Stored dataset items
----

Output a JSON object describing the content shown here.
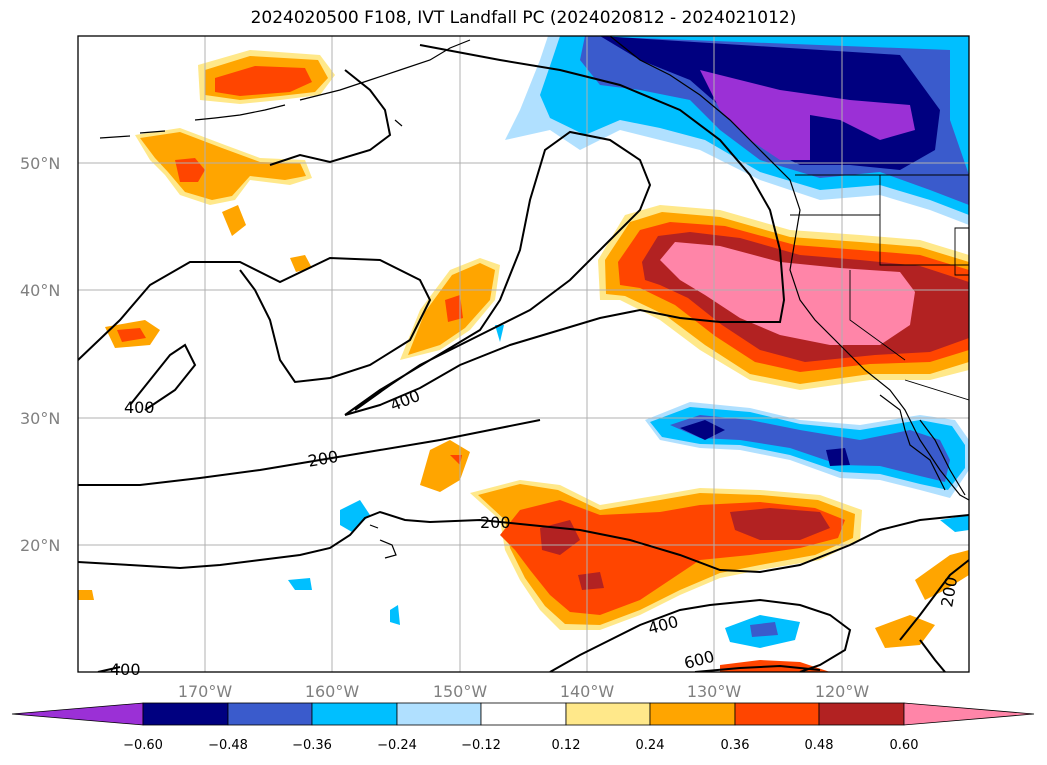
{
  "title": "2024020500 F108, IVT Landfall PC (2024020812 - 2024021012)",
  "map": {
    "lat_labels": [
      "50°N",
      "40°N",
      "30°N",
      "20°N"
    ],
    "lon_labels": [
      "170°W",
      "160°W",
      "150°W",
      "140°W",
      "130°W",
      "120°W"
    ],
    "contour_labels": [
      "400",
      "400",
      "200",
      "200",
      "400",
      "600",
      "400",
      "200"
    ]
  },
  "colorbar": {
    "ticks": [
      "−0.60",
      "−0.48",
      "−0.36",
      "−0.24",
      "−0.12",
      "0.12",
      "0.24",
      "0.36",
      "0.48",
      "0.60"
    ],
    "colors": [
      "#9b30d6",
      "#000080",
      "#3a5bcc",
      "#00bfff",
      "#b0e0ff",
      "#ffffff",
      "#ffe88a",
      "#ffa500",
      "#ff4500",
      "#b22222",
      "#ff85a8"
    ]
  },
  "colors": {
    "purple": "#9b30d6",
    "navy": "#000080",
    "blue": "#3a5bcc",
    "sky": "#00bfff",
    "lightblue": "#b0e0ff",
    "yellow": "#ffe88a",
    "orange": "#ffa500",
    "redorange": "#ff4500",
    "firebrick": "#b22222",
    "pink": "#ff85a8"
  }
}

----

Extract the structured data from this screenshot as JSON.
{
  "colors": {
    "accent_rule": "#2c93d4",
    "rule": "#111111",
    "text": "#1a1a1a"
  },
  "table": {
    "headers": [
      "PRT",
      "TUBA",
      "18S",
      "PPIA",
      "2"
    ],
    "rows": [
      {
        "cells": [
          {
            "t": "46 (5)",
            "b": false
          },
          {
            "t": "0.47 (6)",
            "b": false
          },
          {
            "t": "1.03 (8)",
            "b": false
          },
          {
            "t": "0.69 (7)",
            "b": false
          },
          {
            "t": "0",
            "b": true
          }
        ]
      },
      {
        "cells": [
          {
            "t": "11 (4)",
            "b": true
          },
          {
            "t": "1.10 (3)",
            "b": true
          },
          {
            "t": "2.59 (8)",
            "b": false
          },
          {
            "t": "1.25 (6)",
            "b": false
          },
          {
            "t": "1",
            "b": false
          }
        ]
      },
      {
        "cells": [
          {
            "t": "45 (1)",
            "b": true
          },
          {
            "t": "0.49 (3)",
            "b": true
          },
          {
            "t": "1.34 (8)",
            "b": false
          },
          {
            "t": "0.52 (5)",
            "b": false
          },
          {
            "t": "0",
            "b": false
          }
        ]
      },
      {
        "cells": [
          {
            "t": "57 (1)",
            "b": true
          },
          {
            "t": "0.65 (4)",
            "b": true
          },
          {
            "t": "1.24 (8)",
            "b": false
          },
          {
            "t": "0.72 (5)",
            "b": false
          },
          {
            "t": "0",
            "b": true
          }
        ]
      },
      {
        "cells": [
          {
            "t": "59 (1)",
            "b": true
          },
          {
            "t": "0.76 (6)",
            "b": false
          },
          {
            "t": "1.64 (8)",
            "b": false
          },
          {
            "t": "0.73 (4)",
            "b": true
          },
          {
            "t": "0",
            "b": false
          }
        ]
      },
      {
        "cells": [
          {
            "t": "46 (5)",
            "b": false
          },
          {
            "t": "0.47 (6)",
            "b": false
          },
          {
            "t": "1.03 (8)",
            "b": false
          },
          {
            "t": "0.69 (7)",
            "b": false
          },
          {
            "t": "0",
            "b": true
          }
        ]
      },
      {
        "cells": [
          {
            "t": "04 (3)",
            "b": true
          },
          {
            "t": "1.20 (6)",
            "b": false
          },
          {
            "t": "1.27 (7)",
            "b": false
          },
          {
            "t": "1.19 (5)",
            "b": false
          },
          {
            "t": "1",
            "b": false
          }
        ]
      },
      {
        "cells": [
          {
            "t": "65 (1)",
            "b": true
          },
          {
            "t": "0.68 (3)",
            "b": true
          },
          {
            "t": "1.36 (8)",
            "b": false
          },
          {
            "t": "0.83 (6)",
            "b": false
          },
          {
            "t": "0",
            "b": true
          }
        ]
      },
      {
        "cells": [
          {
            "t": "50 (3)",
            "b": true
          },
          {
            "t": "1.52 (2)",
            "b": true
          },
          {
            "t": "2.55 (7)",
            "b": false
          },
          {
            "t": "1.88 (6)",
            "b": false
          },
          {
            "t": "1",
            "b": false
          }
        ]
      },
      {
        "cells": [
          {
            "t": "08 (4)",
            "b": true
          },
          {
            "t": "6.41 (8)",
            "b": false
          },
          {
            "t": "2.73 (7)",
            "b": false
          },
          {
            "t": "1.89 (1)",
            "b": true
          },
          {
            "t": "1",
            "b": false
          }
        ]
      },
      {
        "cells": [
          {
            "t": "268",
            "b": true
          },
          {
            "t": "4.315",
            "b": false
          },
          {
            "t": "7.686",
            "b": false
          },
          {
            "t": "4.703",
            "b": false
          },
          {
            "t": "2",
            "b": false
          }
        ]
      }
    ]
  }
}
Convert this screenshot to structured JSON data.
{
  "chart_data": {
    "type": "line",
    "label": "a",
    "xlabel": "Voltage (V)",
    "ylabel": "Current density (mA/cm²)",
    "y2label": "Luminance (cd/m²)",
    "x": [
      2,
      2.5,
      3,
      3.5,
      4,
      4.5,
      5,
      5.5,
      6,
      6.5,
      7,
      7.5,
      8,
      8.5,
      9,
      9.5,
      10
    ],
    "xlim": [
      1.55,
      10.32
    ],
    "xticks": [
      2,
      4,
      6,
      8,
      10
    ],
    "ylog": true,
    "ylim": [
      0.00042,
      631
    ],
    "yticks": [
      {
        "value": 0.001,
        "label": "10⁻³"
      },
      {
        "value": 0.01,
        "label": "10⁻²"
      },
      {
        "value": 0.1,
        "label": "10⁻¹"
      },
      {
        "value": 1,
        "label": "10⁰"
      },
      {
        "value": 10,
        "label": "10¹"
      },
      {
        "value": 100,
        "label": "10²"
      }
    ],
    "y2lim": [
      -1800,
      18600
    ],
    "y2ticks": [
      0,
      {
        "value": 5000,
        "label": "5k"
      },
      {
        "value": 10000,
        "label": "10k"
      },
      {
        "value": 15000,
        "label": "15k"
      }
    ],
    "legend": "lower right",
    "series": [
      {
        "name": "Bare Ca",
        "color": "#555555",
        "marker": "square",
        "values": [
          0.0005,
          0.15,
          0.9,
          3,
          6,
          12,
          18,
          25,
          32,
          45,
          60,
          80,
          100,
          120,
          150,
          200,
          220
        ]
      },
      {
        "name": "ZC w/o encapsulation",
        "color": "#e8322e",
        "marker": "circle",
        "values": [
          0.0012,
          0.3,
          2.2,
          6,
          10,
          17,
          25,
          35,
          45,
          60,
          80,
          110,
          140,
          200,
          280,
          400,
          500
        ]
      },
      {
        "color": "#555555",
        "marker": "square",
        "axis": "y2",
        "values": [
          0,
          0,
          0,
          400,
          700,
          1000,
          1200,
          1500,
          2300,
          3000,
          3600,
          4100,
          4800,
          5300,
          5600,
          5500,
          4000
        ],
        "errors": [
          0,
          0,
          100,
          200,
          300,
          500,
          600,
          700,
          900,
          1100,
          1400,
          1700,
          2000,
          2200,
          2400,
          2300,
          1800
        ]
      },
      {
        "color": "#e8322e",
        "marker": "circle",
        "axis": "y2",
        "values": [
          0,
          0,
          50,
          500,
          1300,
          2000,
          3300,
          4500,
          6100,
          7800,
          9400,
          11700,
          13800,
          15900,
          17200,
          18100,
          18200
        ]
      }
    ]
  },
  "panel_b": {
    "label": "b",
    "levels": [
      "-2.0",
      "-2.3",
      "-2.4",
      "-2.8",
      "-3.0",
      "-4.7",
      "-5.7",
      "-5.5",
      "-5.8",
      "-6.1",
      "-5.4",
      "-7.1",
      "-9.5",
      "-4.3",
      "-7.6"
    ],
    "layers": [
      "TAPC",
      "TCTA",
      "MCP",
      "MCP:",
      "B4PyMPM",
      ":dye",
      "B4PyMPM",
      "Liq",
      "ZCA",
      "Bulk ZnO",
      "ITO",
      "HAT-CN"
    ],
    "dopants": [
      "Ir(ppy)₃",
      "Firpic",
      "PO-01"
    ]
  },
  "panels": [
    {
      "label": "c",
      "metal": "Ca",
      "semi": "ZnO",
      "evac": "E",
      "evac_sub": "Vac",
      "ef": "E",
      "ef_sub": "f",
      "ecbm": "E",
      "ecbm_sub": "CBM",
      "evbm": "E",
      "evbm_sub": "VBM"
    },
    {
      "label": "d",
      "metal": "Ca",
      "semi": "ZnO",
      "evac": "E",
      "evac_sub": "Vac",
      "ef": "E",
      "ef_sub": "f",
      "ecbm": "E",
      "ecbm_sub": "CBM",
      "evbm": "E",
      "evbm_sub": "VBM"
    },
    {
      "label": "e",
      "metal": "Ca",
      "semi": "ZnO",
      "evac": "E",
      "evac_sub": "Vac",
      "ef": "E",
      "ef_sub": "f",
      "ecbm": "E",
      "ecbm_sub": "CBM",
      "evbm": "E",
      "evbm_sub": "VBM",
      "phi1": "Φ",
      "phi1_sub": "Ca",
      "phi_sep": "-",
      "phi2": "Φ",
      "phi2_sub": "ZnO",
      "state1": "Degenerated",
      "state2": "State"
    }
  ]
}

----

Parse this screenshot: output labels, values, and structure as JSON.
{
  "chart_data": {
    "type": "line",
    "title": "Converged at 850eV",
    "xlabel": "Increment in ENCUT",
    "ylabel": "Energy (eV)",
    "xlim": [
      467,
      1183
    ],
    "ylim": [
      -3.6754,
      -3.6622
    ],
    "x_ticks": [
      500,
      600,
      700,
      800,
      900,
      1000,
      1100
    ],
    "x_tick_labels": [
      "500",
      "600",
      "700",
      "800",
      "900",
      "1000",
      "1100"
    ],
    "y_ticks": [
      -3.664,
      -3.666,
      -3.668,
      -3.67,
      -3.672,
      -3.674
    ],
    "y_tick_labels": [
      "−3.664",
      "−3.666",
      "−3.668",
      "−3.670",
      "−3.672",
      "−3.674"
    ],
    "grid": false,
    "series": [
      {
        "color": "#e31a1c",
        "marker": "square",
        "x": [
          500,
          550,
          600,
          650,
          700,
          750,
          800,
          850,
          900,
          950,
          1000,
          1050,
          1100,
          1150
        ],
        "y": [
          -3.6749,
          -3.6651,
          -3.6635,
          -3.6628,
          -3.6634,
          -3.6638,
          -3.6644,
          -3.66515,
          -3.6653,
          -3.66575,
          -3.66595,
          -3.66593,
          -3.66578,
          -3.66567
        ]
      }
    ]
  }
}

----

Written task>
Pick out every line above that holds the word "this" and copy it.

Finished exercise>
Extract the structured data from this screenshot as JSON.
Convert this screenshot to structured JSON data.
Parse this screenshot: output labels, values, and structure as JSON.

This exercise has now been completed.